>>>>
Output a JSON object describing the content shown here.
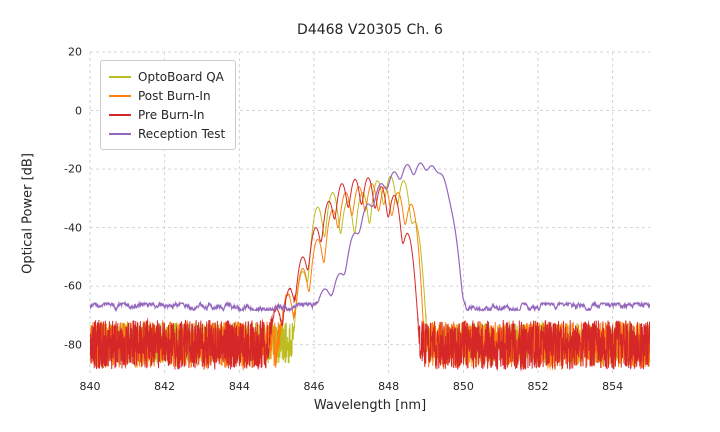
{
  "title": "D4468 V20305 Ch. 6",
  "axes": {
    "xlabel": "Wavelength [nm]",
    "ylabel": "Optical Power [dB]"
  },
  "chart_data": {
    "type": "line",
    "title": "D4468 V20305 Ch. 6",
    "xlabel": "Wavelength [nm]",
    "ylabel": "Optical Power [dB]",
    "xlim": [
      840,
      855
    ],
    "ylim": [
      -90,
      20
    ],
    "xticks": [
      840,
      842,
      844,
      846,
      848,
      850,
      852,
      854
    ],
    "yticks": [
      20,
      0,
      -20,
      -40,
      -60,
      -80
    ],
    "grid": true,
    "grid_color": "#cccccc",
    "legend_position": "upper left",
    "description": "Optical spectra of VCSEL channel 6 at four test stages; multimode peaks between ~845 and ~849.7 nm over a noise floor.",
    "series": [
      {
        "name": "OptoBoard QA",
        "color": "#bcbd22",
        "line_width": 1,
        "noise": {
          "kind": "spiky",
          "top_db": -72.5,
          "span_db": 14,
          "seed": 11
        },
        "mode_width_nm": 0.075,
        "modes": [
          [
            845.7,
            -55
          ],
          [
            846.1,
            -33
          ],
          [
            846.5,
            -28
          ],
          [
            846.9,
            -31
          ],
          [
            847.3,
            -28
          ],
          [
            847.7,
            -24
          ],
          [
            848.05,
            -22.5
          ],
          [
            848.4,
            -24
          ],
          [
            848.7,
            -38
          ]
        ]
      },
      {
        "name": "Post Burn-In",
        "color": "#ff7f0e",
        "line_width": 1,
        "noise": {
          "kind": "spiky",
          "top_db": -72,
          "span_db": 16,
          "seed": 5
        },
        "mode_width_nm": 0.075,
        "modes": [
          [
            845.3,
            -63
          ],
          [
            845.7,
            -54
          ],
          [
            846.1,
            -44
          ],
          [
            846.5,
            -34
          ],
          [
            846.85,
            -28
          ],
          [
            847.2,
            -26
          ],
          [
            847.55,
            -25
          ],
          [
            847.9,
            -26
          ],
          [
            848.25,
            -28
          ],
          [
            848.6,
            -32
          ]
        ]
      },
      {
        "name": "Pre Burn-In",
        "color": "#d62728",
        "line_width": 1,
        "noise": {
          "kind": "spiky",
          "top_db": -71.5,
          "span_db": 17,
          "seed": 2
        },
        "mode_width_nm": 0.075,
        "modes": [
          [
            845.0,
            -68
          ],
          [
            845.35,
            -61
          ],
          [
            845.7,
            -50
          ],
          [
            846.05,
            -40
          ],
          [
            846.4,
            -31
          ],
          [
            846.75,
            -25
          ],
          [
            847.1,
            -23.5
          ],
          [
            847.45,
            -23
          ],
          [
            847.8,
            -26
          ],
          [
            848.15,
            -29
          ],
          [
            848.5,
            -42
          ]
        ]
      },
      {
        "name": "Reception Test",
        "color": "#9467bd",
        "line_width": 1.2,
        "noise": {
          "kind": "smooth",
          "top_db": -67,
          "span_db": 2.4,
          "seed": 9
        },
        "mode_width_nm": 0.1,
        "modes": [
          [
            846.3,
            -62
          ],
          [
            846.7,
            -56
          ],
          [
            847.1,
            -42
          ],
          [
            847.45,
            -32
          ],
          [
            847.8,
            -25
          ],
          [
            848.15,
            -21
          ],
          [
            848.5,
            -18.5
          ],
          [
            848.85,
            -18
          ],
          [
            849.15,
            -19
          ],
          [
            849.4,
            -22
          ],
          [
            849.6,
            -34
          ]
        ]
      }
    ]
  }
}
<<<<
■ **Directions**
Quote the records above in full, dropping each picture.

■ **Exercise solution**
Output a JSON object describing the content shown here.
{
  "title": "D4468 V20305 Ch. 6",
  "axes": {
    "xlabel": "Wavelength [nm]",
    "ylabel": "Optical Power [dB]"
  },
  "chart_data": {
    "type": "line",
    "title": "D4468 V20305 Ch. 6",
    "xlabel": "Wavelength [nm]",
    "ylabel": "Optical Power [dB]",
    "xlim": [
      840,
      855
    ],
    "ylim": [
      -90,
      20
    ],
    "xticks": [
      840,
      842,
      844,
      846,
      848,
      850,
      852,
      854
    ],
    "yticks": [
      20,
      0,
      -20,
      -40,
      -60,
      -80
    ],
    "grid": true,
    "grid_color": "#cccccc",
    "legend_position": "upper left",
    "description": "Optical spectra of VCSEL channel 6 at four test stages; multimode peaks between ~845 and ~849.7 nm over a noise floor.",
    "series": [
      {
        "name": "OptoBoard QA",
        "color": "#bcbd22",
        "line_width": 1,
        "noise": {
          "kind": "spiky",
          "top_db": -72.5,
          "span_db": 14,
          "seed": 11
        },
        "mode_width_nm": 0.075,
        "modes": [
          [
            845.7,
            -55
          ],
          [
            846.1,
            -33
          ],
          [
            846.5,
            -28
          ],
          [
            846.9,
            -31
          ],
          [
            847.3,
            -28
          ],
          [
            847.7,
            -24
          ],
          [
            848.05,
            -22.5
          ],
          [
            848.4,
            -24
          ],
          [
            848.7,
            -38
          ]
        ]
      },
      {
        "name": "Post Burn-In",
        "color": "#ff7f0e",
        "line_width": 1,
        "noise": {
          "kind": "spiky",
          "top_db": -72,
          "span_db": 16,
          "seed": 5
        },
        "mode_width_nm": 0.075,
        "modes": [
          [
            845.3,
            -63
          ],
          [
            845.7,
            -54
          ],
          [
            846.1,
            -44
          ],
          [
            846.5,
            -34
          ],
          [
            846.85,
            -28
          ],
          [
            847.2,
            -26
          ],
          [
            847.55,
            -25
          ],
          [
            847.9,
            -26
          ],
          [
            848.25,
            -28
          ],
          [
            848.6,
            -32
          ]
        ]
      },
      {
        "name": "Pre Burn-In",
        "color": "#d62728",
        "line_width": 1,
        "noise": {
          "kind": "spiky",
          "top_db": -71.5,
          "span_db": 17,
          "seed": 2
        },
        "mode_width_nm": 0.075,
        "modes": [
          [
            845.0,
            -68
          ],
          [
            845.35,
            -61
          ],
          [
            845.7,
            -50
          ],
          [
            846.05,
            -40
          ],
          [
            846.4,
            -31
          ],
          [
            846.75,
            -25
          ],
          [
            847.1,
            -23.5
          ],
          [
            847.45,
            -23
          ],
          [
            847.8,
            -26
          ],
          [
            848.15,
            -29
          ],
          [
            848.5,
            -42
          ]
        ]
      },
      {
        "name": "Reception Test",
        "color": "#9467bd",
        "line_width": 1.2,
        "noise": {
          "kind": "smooth",
          "top_db": -67,
          "span_db": 2.4,
          "seed": 9
        },
        "mode_width_nm": 0.1,
        "modes": [
          [
            846.3,
            -62
          ],
          [
            846.7,
            -56
          ],
          [
            847.1,
            -42
          ],
          [
            847.45,
            -32
          ],
          [
            847.8,
            -25
          ],
          [
            848.15,
            -21
          ],
          [
            848.5,
            -18.5
          ],
          [
            848.85,
            -18
          ],
          [
            849.15,
            -19
          ],
          [
            849.4,
            -22
          ],
          [
            849.6,
            -34
          ]
        ]
      }
    ]
  }
}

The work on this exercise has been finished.